begin SOURCE DOCUMENT

We are excited to share a major organizing victory that Jewish Organizing Fellowship Alum Sarah OConnor (’14-15) won with her teen organizers at St. Stephen’s Youth Programs in Boston’s South End.


Last spring, St. Stephen’s teen organizers decided that their priority for the coming months was to clean up Ramsay Park, the only park in the neighborhood surrounding St. Stephen’s.  The park was filled with needles and trash, the city had removed the benches from the park, and most parents in the neighborhood forbid their children from playing there.  A lot of teens and families in the neighborhood saw this as a visible manifestation of a lot of challenges in the neighborhood and they were determined to do something to change it.

Fast forward a few months, and the teens had transformed the park.  They’d cleaned up the trash, painted murals, and were leading tennis lessons and art activities for neighborhood kids.  But the teen organizers also wanted to the city to step in and provide the resources necessary for their park to be as inviting as those with well-endowed “Friends of” groups a few blocks away.  While Mayor Marty Walsh visited Ramsay Park during a routine visit doing “Coffee Hours” in the park, the teens shared their frustration with the lack of investment in their park.  They asked for a meeting with the Mayor, their State Rep, the Parks Commissioner, and their City Councillor to share their visions for the park and ask for their investment and support.


After a series of meetings with elected officials, the teens were successful in securing one million dollars in funding from the City to improve Ramsay Park.

end SOURCE DOCUMENT

Please state how much funding the teens secured from the City to improve Ramsay Park, according to the passage about Ramsay Park. You can answer without the rows that come next.

begin DATASET RECORDS

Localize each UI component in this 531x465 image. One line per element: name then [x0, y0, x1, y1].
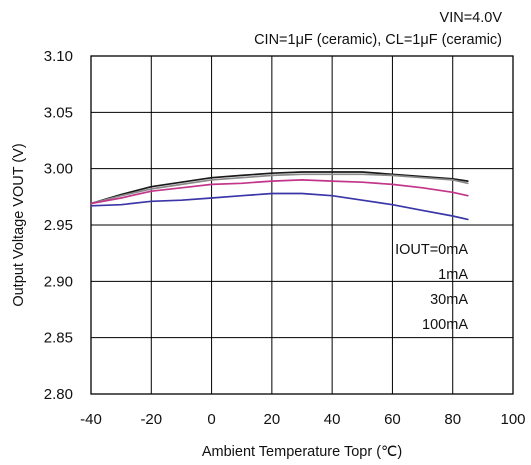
- x-tick-label: 80: [444, 411, 461, 428]
- x-tick-label: 20: [264, 411, 281, 428]
- series-line-2: [90, 179, 469, 205]
- x-axis-label: Ambient Temperature Topr (℃): [202, 444, 402, 460]
- y-tick-label: 2.80: [44, 386, 73, 403]
- legend: IOUT=0mA 1mA 30mA 100mA: [395, 242, 468, 333]
- legend-entry-0ma: IOUT=0mA: [395, 242, 468, 258]
- x-tick-label: 0: [207, 411, 215, 428]
- y-tick-label: 2.90: [44, 273, 73, 290]
- series-line-3: [90, 192, 469, 221]
- vin-condition-label: VIN=4.0V: [440, 10, 503, 26]
- x-tick-label: 40: [324, 411, 341, 428]
- capacitor-condition-label: CIN=1μF (ceramic), CL=1μF (ceramic): [254, 32, 502, 48]
- y-axis-label: Output Voltage VOUT (V): [11, 143, 27, 306]
- series-lines: [90, 171, 469, 221]
- legend-entry-1ma: 1mA: [438, 267, 468, 283]
- y-tick-labels: 2.80 2.85 2.90 2.95 3.00 3.05 3.10: [44, 48, 73, 403]
- series-line-0: [90, 171, 469, 205]
- x-tick-label: -40: [80, 411, 102, 428]
- x-tick-label: -20: [140, 411, 162, 428]
- series-line-1: [90, 173, 469, 205]
- x-tick-labels: -40 -20 0 20 40 60 80 100: [80, 411, 525, 428]
- legend-entry-100ma: 100mA: [422, 317, 468, 333]
- grid-lines: [91, 56, 513, 394]
- y-tick-label: 3.00: [44, 161, 73, 178]
- y-tick-label: 2.95: [44, 217, 73, 234]
- legend-entry-30ma: 30mA: [430, 292, 468, 308]
- y-tick-label: 3.05: [44, 104, 73, 121]
- y-tick-label: 3.10: [44, 48, 73, 65]
- y-tick-label: 2.85: [44, 330, 73, 347]
- x-tick-label: 100: [500, 411, 525, 428]
- x-tick-label: 60: [384, 411, 401, 428]
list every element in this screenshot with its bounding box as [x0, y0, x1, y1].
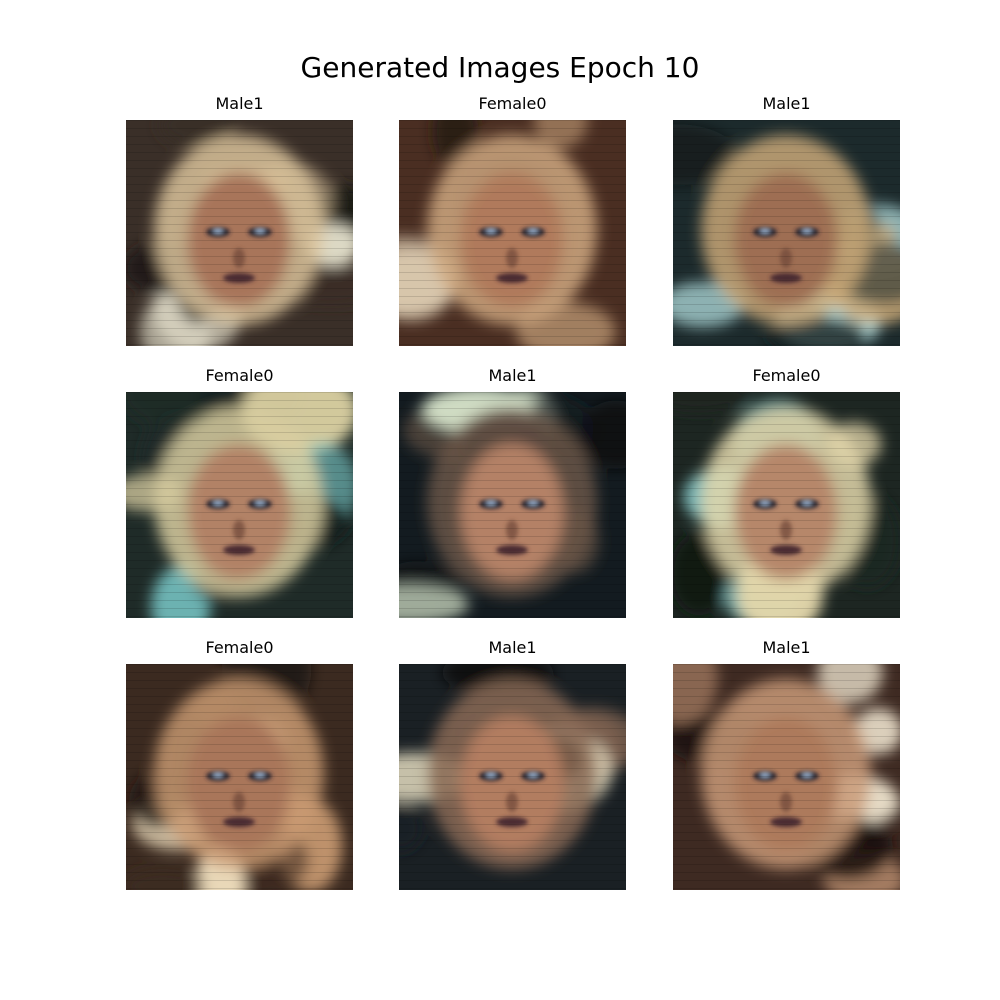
image-label: Male1: [488, 638, 537, 657]
figure-title: Generated Images Epoch 10: [300, 51, 700, 84]
generated-face-image: [399, 664, 626, 890]
image-label: Female0: [752, 366, 821, 385]
image-label: Female0: [478, 94, 547, 113]
image-label: Female0: [205, 366, 274, 385]
generated-face-image: [673, 120, 900, 346]
image-label: Male1: [488, 366, 537, 385]
image-label: Male1: [215, 94, 264, 113]
image-label: Male1: [762, 94, 811, 113]
image-label: Male1: [762, 638, 811, 657]
generated-face-image: [673, 664, 900, 890]
generated-face-image: [673, 392, 900, 618]
generated-face-image: [126, 664, 353, 890]
generated-face-image: [399, 120, 626, 346]
generated-face-image: [126, 392, 353, 618]
generated-face-image: [399, 392, 626, 618]
generated-face-image: [126, 120, 353, 346]
image-label: Female0: [205, 638, 274, 657]
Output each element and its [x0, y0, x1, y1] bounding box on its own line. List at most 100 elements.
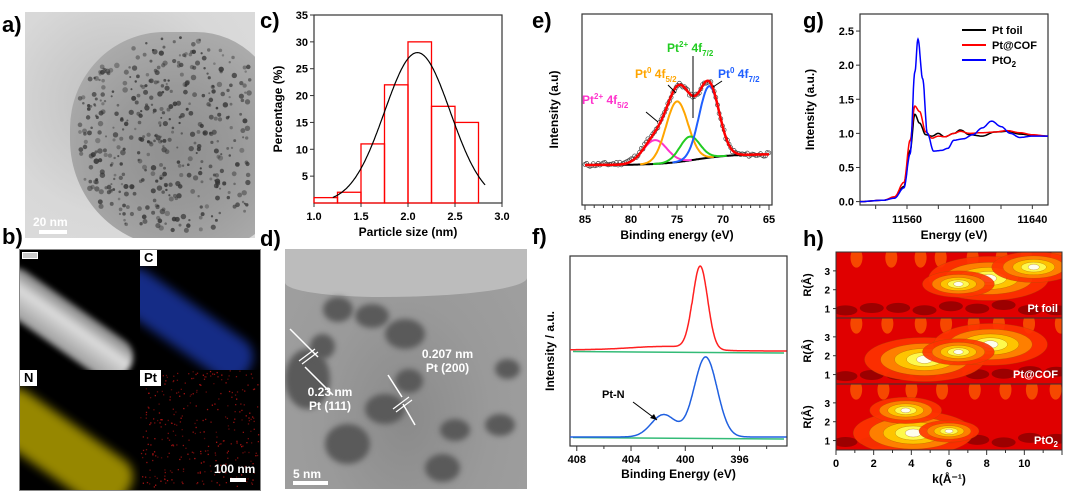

end DATASET RECORDS

### CORRECT RESPONSE
One million dollars.